WHAT TO WORK ON:
Write out every entry word for word.

EXTRACTED INFORMATION:
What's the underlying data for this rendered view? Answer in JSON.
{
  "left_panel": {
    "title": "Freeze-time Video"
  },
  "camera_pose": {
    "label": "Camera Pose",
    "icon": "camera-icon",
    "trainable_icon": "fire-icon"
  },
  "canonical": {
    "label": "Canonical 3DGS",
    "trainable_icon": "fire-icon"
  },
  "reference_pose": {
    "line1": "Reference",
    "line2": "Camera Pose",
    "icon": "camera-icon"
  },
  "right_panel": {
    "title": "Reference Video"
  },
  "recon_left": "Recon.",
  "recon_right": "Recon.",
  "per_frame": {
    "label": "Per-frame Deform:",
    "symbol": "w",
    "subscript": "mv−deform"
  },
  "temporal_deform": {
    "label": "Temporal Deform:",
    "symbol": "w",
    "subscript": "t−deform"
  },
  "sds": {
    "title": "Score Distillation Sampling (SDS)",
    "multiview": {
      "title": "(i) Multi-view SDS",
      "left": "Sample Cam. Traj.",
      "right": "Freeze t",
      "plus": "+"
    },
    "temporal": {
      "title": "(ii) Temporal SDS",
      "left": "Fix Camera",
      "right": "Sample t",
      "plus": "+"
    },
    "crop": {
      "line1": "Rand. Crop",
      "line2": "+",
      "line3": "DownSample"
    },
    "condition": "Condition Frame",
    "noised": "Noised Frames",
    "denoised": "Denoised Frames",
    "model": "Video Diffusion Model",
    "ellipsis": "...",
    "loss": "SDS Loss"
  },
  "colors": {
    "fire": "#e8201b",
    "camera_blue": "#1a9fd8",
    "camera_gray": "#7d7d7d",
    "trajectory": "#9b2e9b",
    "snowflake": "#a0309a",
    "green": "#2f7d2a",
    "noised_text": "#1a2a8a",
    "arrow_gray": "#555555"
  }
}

THE COMPLETED TASK:
What's the underlying data for this rendered view? Answer in JSON.
{
  "left_panel": {
    "title": "Freeze-time Video"
  },
  "camera_pose": {
    "label": "Camera Pose",
    "icon": "camera-icon",
    "trainable_icon": "fire-icon"
  },
  "canonical": {
    "label": "Canonical 3DGS",
    "trainable_icon": "fire-icon"
  },
  "reference_pose": {
    "line1": "Reference",
    "line2": "Camera Pose",
    "icon": "camera-icon"
  },
  "right_panel": {
    "title": "Reference Video"
  },
  "recon_left": "Recon.",
  "recon_right": "Recon.",
  "per_frame": {
    "label": "Per-frame Deform:",
    "symbol": "w",
    "subscript": "mv−deform"
  },
  "temporal_deform": {
    "label": "Temporal Deform:",
    "symbol": "w",
    "subscript": "t−deform"
  },
  "sds": {
    "title": "Score Distillation Sampling (SDS)",
    "multiview": {
      "title": "(i) Multi-view SDS",
      "left": "Sample Cam. Traj.",
      "right": "Freeze t",
      "plus": "+"
    },
    "temporal": {
      "title": "(ii) Temporal SDS",
      "left": "Fix Camera",
      "right": "Sample t",
      "plus": "+"
    },
    "crop": {
      "line1": "Rand. Crop",
      "line2": "+",
      "line3": "DownSample"
    },
    "condition": "Condition Frame",
    "noised": "Noised Frames",
    "denoised": "Denoised Frames",
    "model": "Video Diffusion Model",
    "ellipsis": "...",
    "loss": "SDS Loss"
  },
  "colors": {
    "fire": "#e8201b",
    "camera_blue": "#1a9fd8",
    "camera_gray": "#7d7d7d",
    "trajectory": "#9b2e9b",
    "snowflake": "#a0309a",
    "green": "#2f7d2a",
    "noised_text": "#1a2a8a",
    "arrow_gray": "#555555"
  }
}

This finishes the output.